[Items listed in a dataset]
________________________
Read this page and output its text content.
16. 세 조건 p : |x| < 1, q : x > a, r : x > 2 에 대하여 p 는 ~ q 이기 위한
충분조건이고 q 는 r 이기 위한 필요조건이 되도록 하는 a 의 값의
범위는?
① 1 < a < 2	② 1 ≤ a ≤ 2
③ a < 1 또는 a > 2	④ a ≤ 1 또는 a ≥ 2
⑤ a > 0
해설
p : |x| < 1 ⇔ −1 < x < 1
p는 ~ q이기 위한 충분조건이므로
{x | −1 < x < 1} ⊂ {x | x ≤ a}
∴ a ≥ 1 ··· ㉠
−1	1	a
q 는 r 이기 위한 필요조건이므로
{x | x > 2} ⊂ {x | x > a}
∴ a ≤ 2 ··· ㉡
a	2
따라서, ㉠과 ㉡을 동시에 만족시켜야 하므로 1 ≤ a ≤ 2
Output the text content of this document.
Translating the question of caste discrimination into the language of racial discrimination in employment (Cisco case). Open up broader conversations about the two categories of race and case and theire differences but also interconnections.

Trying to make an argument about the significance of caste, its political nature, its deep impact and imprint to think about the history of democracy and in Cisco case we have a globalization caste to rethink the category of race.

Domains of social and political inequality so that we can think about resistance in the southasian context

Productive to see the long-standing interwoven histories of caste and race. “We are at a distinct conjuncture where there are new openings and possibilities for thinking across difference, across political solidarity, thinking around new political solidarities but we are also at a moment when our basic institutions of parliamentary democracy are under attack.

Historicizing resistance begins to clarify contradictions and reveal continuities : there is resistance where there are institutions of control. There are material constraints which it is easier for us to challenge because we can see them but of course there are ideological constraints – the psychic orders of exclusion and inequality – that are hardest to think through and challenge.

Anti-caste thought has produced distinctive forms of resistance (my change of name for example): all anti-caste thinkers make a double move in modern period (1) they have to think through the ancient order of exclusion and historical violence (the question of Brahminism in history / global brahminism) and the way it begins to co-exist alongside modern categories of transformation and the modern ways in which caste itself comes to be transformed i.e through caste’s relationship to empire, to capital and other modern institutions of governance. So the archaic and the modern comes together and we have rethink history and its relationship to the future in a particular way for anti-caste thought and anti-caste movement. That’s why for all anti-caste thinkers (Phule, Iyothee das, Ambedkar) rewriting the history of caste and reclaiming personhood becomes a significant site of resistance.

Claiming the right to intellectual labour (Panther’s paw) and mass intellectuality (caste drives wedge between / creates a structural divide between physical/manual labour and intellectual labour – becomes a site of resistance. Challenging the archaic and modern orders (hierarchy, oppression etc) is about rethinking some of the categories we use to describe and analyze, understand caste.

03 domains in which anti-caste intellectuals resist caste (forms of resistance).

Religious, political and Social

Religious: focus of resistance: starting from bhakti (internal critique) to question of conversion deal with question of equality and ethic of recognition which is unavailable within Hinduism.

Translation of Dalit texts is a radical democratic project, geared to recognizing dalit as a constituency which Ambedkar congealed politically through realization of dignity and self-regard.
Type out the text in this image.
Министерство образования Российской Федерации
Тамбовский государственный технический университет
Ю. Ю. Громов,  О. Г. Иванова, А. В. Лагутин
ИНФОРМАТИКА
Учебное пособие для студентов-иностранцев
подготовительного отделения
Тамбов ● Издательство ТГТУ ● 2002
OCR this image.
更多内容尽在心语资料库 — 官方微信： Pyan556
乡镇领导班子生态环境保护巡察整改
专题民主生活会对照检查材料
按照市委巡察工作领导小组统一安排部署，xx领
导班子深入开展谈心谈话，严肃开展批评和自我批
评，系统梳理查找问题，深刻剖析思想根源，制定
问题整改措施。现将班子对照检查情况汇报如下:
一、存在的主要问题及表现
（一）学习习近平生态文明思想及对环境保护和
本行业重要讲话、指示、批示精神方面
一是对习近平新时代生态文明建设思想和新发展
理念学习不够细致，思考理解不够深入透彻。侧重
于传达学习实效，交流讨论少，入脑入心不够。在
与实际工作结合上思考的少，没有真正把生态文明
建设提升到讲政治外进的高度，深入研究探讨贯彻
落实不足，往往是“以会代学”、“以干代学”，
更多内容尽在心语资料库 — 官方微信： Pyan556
________________________
_What you will do_: Every line that holds the string "Religious" should be returned.

_Written answer_:
Religious, political and Social
Religious: focus of resistance: starting from bhakti (internal critique) to question of conversion deal with question of equality and ethic of recognition which is unavailable within Hinduism.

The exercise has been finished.